Goal
Below are the records; locate each line with the word "Herzegovina" and copy it.

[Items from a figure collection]
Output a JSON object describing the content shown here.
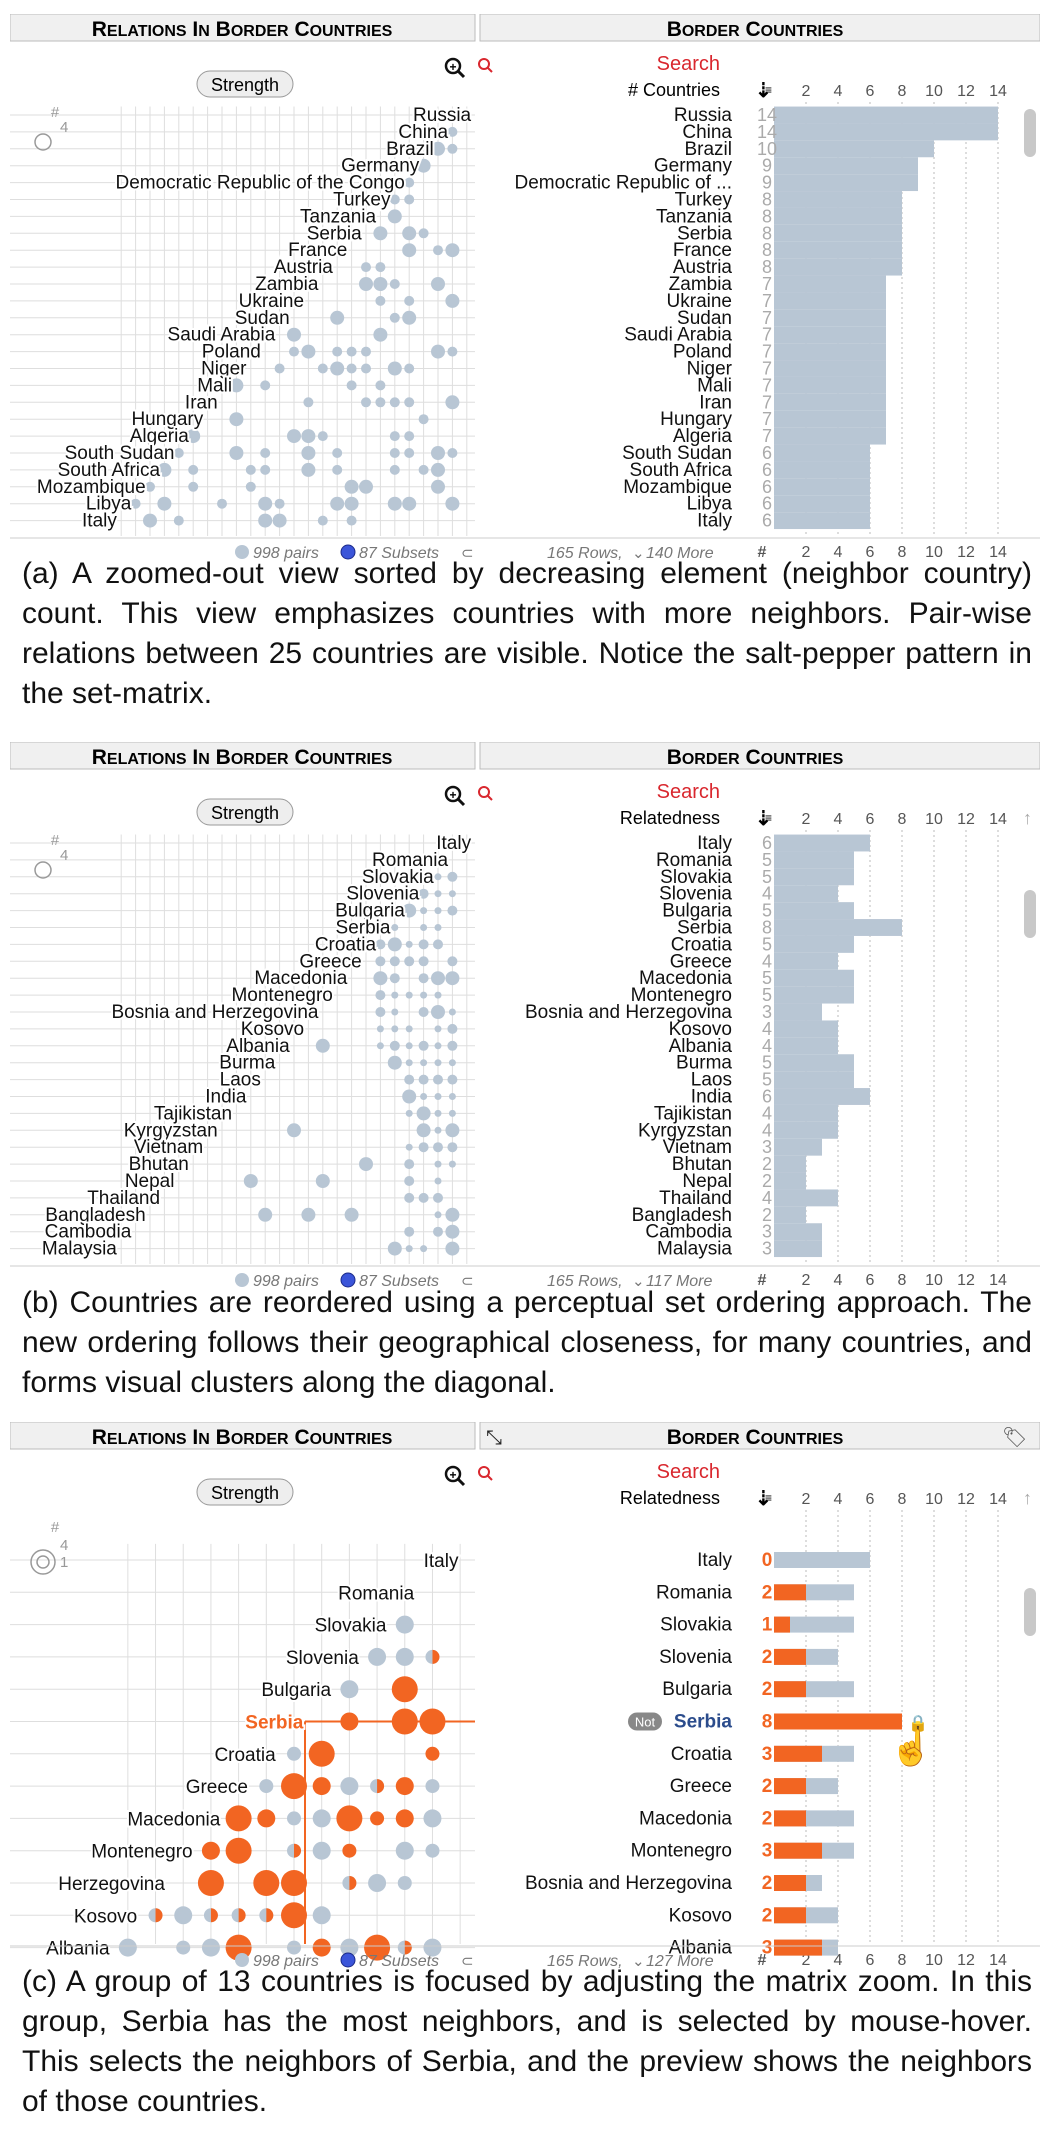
{
  "panels": [
    {
      "header": {
        "left_title": "Relations in Border countries",
        "right_title": "Border countries"
      },
      "strength_button": "Strength",
      "search_label": "Search",
      "sort_label": "# Countries",
      "axis": {
        "ticks": [
          "2",
          "4",
          "6",
          "8",
          "10",
          "12",
          "14"
        ],
        "max": 15,
        "hash": "#"
      },
      "legend": {
        "hash": "#",
        "values": [
          "4"
        ]
      },
      "matrix_labels": [
        "Russia",
        "China",
        "Brazil",
        "Germany",
        "Democratic Republic of the Congo",
        "Turkey",
        "Tanzania",
        "Serbia",
        "France",
        "Austria",
        "Zambia",
        "Ukraine",
        "Sudan",
        "Saudi Arabia",
        "Poland",
        "Niger",
        "Mali",
        "Iran",
        "Hungary",
        "Algeria",
        "South Sudan",
        "South Africa",
        "Mozambique",
        "Libya",
        "Italy"
      ],
      "rows": [
        {
          "label": "Russia",
          "count": 14
        },
        {
          "label": "China",
          "count": 14
        },
        {
          "label": "Brazil",
          "count": 10
        },
        {
          "label": "Germany",
          "count": 9
        },
        {
          "label": "Democratic Republic of ...",
          "count": 9
        },
        {
          "label": "Turkey",
          "count": 8
        },
        {
          "label": "Tanzania",
          "count": 8
        },
        {
          "label": "Serbia",
          "count": 8
        },
        {
          "label": "France",
          "count": 8
        },
        {
          "label": "Austria",
          "count": 8
        },
        {
          "label": "Zambia",
          "count": 7
        },
        {
          "label": "Ukraine",
          "count": 7
        },
        {
          "label": "Sudan",
          "count": 7
        },
        {
          "label": "Saudi Arabia",
          "count": 7
        },
        {
          "label": "Poland",
          "count": 7
        },
        {
          "label": "Niger",
          "count": 7
        },
        {
          "label": "Mali",
          "count": 7
        },
        {
          "label": "Iran",
          "count": 7
        },
        {
          "label": "Hungary",
          "count": 7
        },
        {
          "label": "Algeria",
          "count": 7
        },
        {
          "label": "South Sudan",
          "count": 6
        },
        {
          "label": "South Africa",
          "count": 6
        },
        {
          "label": "Mozambique",
          "count": 6
        },
        {
          "label": "Libya",
          "count": 6
        },
        {
          "label": "Italy",
          "count": 6
        }
      ],
      "footer": {
        "pairs": "998 pairs",
        "subsets": "87 Subsets",
        "rows_info": "165 Rows,",
        "more": "140 More"
      }
    },
    {
      "header": {
        "left_title": "Relations in Border countries",
        "right_title": "Border countries"
      },
      "strength_button": "Strength",
      "search_label": "Search",
      "sort_label": "Relatedness",
      "axis": {
        "ticks": [
          "2",
          "4",
          "6",
          "8",
          "10",
          "12",
          "14"
        ],
        "max": 15,
        "hash": "#"
      },
      "legend": {
        "hash": "#",
        "values": [
          "4"
        ]
      },
      "matrix_labels": [
        "Italy",
        "Romania",
        "Slovakia",
        "Slovenia",
        "Bulgaria",
        "Serbia",
        "Croatia",
        "Greece",
        "Macedonia",
        "Montenegro",
        "Bosnia and Herzegovina",
        "Kosovo",
        "Albania",
        "Burma",
        "Laos",
        "India",
        "Tajikistan",
        "Kyrgyzstan",
        "Vietnam",
        "Bhutan",
        "Nepal",
        "Thailand",
        "Bangladesh",
        "Cambodia",
        "Malaysia"
      ],
      "rows": [
        {
          "label": "Italy",
          "count": 6
        },
        {
          "label": "Romania",
          "count": 5
        },
        {
          "label": "Slovakia",
          "count": 5
        },
        {
          "label": "Slovenia",
          "count": 4
        },
        {
          "label": "Bulgaria",
          "count": 5
        },
        {
          "label": "Serbia",
          "count": 8
        },
        {
          "label": "Croatia",
          "count": 5
        },
        {
          "label": "Greece",
          "count": 4
        },
        {
          "label": "Macedonia",
          "count": 5
        },
        {
          "label": "Montenegro",
          "count": 5
        },
        {
          "label": "Bosnia and Herzegovina",
          "count": 3
        },
        {
          "label": "Kosovo",
          "count": 4
        },
        {
          "label": "Albania",
          "count": 4
        },
        {
          "label": "Burma",
          "count": 5
        },
        {
          "label": "Laos",
          "count": 5
        },
        {
          "label": "India",
          "count": 6
        },
        {
          "label": "Tajikistan",
          "count": 4
        },
        {
          "label": "Kyrgyzstan",
          "count": 4
        },
        {
          "label": "Vietnam",
          "count": 3
        },
        {
          "label": "Bhutan",
          "count": 2
        },
        {
          "label": "Nepal",
          "count": 2
        },
        {
          "label": "Thailand",
          "count": 4
        },
        {
          "label": "Bangladesh",
          "count": 2
        },
        {
          "label": "Cambodia",
          "count": 3
        },
        {
          "label": "Malaysia",
          "count": 3
        }
      ],
      "footer": {
        "pairs": "998 pairs",
        "subsets": "87 Subsets",
        "rows_info": "165 Rows,",
        "more": "117 More"
      }
    },
    {
      "header": {
        "left_title": "Relations in Border countries",
        "right_title": "Border countries"
      },
      "strength_button": "Strength",
      "search_label": "Search",
      "sort_label": "Relatedness",
      "axis": {
        "ticks": [
          "2",
          "4",
          "6",
          "8",
          "10",
          "12",
          "14"
        ],
        "max": 15,
        "hash": "#"
      },
      "legend": {
        "hash": "#",
        "values": [
          "4",
          "1"
        ]
      },
      "matrix_labels": [
        "Italy",
        "Romania",
        "Slovakia",
        "Slovenia",
        "Bulgaria",
        "Serbia",
        "Croatia",
        "Greece",
        "Macedonia",
        "Montenegro",
        "Herzegovina",
        "Kosovo",
        "Albania"
      ],
      "rows": [
        {
          "label": "Italy",
          "count": 6,
          "selected": 0
        },
        {
          "label": "Romania",
          "count": 5,
          "selected": 2
        },
        {
          "label": "Slovakia",
          "count": 5,
          "selected": 1
        },
        {
          "label": "Slovenia",
          "count": 4,
          "selected": 2
        },
        {
          "label": "Bulgaria",
          "count": 5,
          "selected": 2
        },
        {
          "label": "Serbia",
          "count": 8,
          "selected": 8
        },
        {
          "label": "Croatia",
          "count": 5,
          "selected": 3
        },
        {
          "label": "Greece",
          "count": 4,
          "selected": 2
        },
        {
          "label": "Macedonia",
          "count": 5,
          "selected": 2
        },
        {
          "label": "Montenegro",
          "count": 5,
          "selected": 3
        },
        {
          "label": "Bosnia and Herzegovina",
          "count": 3,
          "selected": 2
        },
        {
          "label": "Kosovo",
          "count": 4,
          "selected": 2
        },
        {
          "label": "Albania",
          "count": 4,
          "selected": 3
        }
      ],
      "hovered": "Serbia",
      "not_badge": "Not",
      "footer": {
        "pairs": "998 pairs",
        "subsets": "87 Subsets",
        "rows_info": "165 Rows,",
        "more": "127 More"
      }
    }
  ],
  "captions": [
    "(a) A zoomed-out view sorted by decreasing element (neighbor country) count. This view emphasizes countries with more neighbors. Pair-wise relations between 25 countries are visible. Notice the salt-pepper pattern in the set-matrix.",
    "(b) Countries are reordered using a perceptual set ordering approach. The new ordering follows their geographical closeness, for many countries, and forms visual clusters along the diagonal.",
    "(c) A group of 13 countries is focused by adjusting the matrix zoom. In this group, Serbia has the most neighbors, and is selected by mouse-hover. This selects the neighbors of Serbia, and the preview shows the neighbors of those countries."
  ],
  "colors": {
    "bar": "#b8c6d4",
    "dot": "#b8c6d4",
    "accent": "#f26522",
    "search": "#d9272e",
    "header_bg": "#f0f0f0",
    "grid": "#dedede",
    "link": "#2b4c8c"
  }
}
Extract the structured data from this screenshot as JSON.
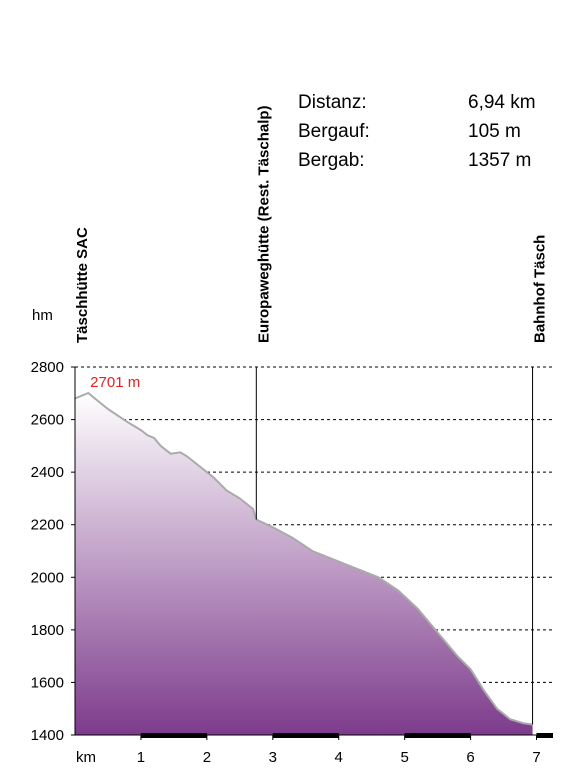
{
  "chart_data": {
    "type": "area",
    "y_label": "hm",
    "x_label": "km",
    "x": [
      0,
      0.2,
      0.5,
      0.8,
      1.0,
      1.1,
      1.2,
      1.3,
      1.45,
      1.6,
      1.7,
      1.9,
      2.1,
      2.3,
      2.5,
      2.7,
      2.75,
      3.0,
      3.3,
      3.6,
      4.0,
      4.3,
      4.6,
      4.9,
      5.2,
      5.5,
      5.8,
      6.0,
      6.2,
      6.4,
      6.6,
      6.8,
      6.94
    ],
    "values": [
      2680,
      2701,
      2640,
      2590,
      2560,
      2540,
      2530,
      2500,
      2470,
      2475,
      2460,
      2420,
      2380,
      2330,
      2300,
      2260,
      2220,
      2190,
      2150,
      2100,
      2060,
      2030,
      2000,
      1950,
      1880,
      1790,
      1700,
      1650,
      1570,
      1500,
      1460,
      1445,
      1440
    ],
    "color": "#7d3b8c",
    "line_color": "#aaaaaa",
    "xlim": [
      0,
      7.25
    ],
    "ylim": [
      1400,
      2800
    ],
    "xticks": [
      1,
      2,
      3,
      4,
      5,
      6,
      7
    ],
    "yticks": [
      1400,
      1600,
      1800,
      2000,
      2200,
      2400,
      2600,
      2800
    ],
    "grid": true,
    "waypoints": [
      {
        "name": "Täschhütte SAC",
        "x": 0
      },
      {
        "name": "Europaweghütte (Rest. Täschalp)",
        "x": 2.75
      },
      {
        "name": "Bahnhof Täsch",
        "x": 6.94
      }
    ],
    "annotations": [
      {
        "label": "2701 m",
        "x": 0.2,
        "value": 2701,
        "color": "#e8211d"
      }
    ],
    "stats": [
      {
        "label": "Distanz:",
        "value": "6,94 km"
      },
      {
        "label": "Bergauf:",
        "value": "105 m"
      },
      {
        "label": "Bergab:",
        "value": "1357 m"
      }
    ]
  }
}
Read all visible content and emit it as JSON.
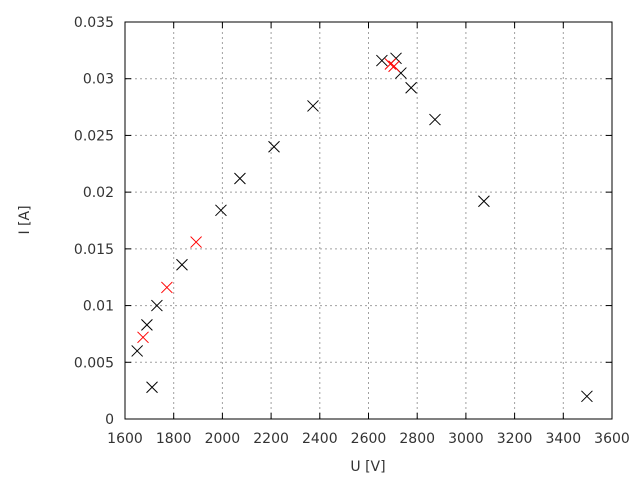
{
  "chart_data": {
    "type": "scatter",
    "title": "",
    "xlabel": "U [V]",
    "ylabel": "I [A]",
    "xlim": [
      1600,
      3600
    ],
    "ylim": [
      0,
      0.035
    ],
    "xticks": [
      1600,
      1800,
      2000,
      2200,
      2400,
      2600,
      2800,
      3000,
      3200,
      3400,
      3600
    ],
    "yticks": [
      "0",
      "0.005",
      "0.01",
      "0.015",
      "0.02",
      "0.025",
      "0.03",
      "0.035"
    ],
    "grid": true,
    "marker": "x",
    "series": [
      {
        "color": "#000000",
        "points": [
          [
            1650,
            0.006
          ],
          [
            1690,
            0.0083
          ],
          [
            1711,
            0.0028
          ],
          [
            1731,
            0.01
          ],
          [
            1834,
            0.0136
          ],
          [
            1994,
            0.0184
          ],
          [
            2072,
            0.0212
          ],
          [
            2212,
            0.024
          ],
          [
            2372,
            0.0276
          ],
          [
            2655,
            0.0316
          ],
          [
            2713,
            0.0318
          ],
          [
            2733,
            0.0305
          ],
          [
            2775,
            0.0292
          ],
          [
            2873,
            0.0264
          ],
          [
            3074,
            0.0192
          ],
          [
            3497,
            0.002
          ]
        ]
      },
      {
        "color": "#ff0000",
        "points": [
          [
            1674,
            0.0072
          ],
          [
            1772,
            0.0116
          ],
          [
            1892,
            0.0156
          ],
          [
            2690,
            0.0313
          ],
          [
            2705,
            0.0311
          ]
        ]
      }
    ]
  }
}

Answer to the problem
        "Bosnia and Herzegovina",
          "label": "Bosnia and Herzegovina",
        "Herzegovina",
          "label": "Bosnia and Herzegovina",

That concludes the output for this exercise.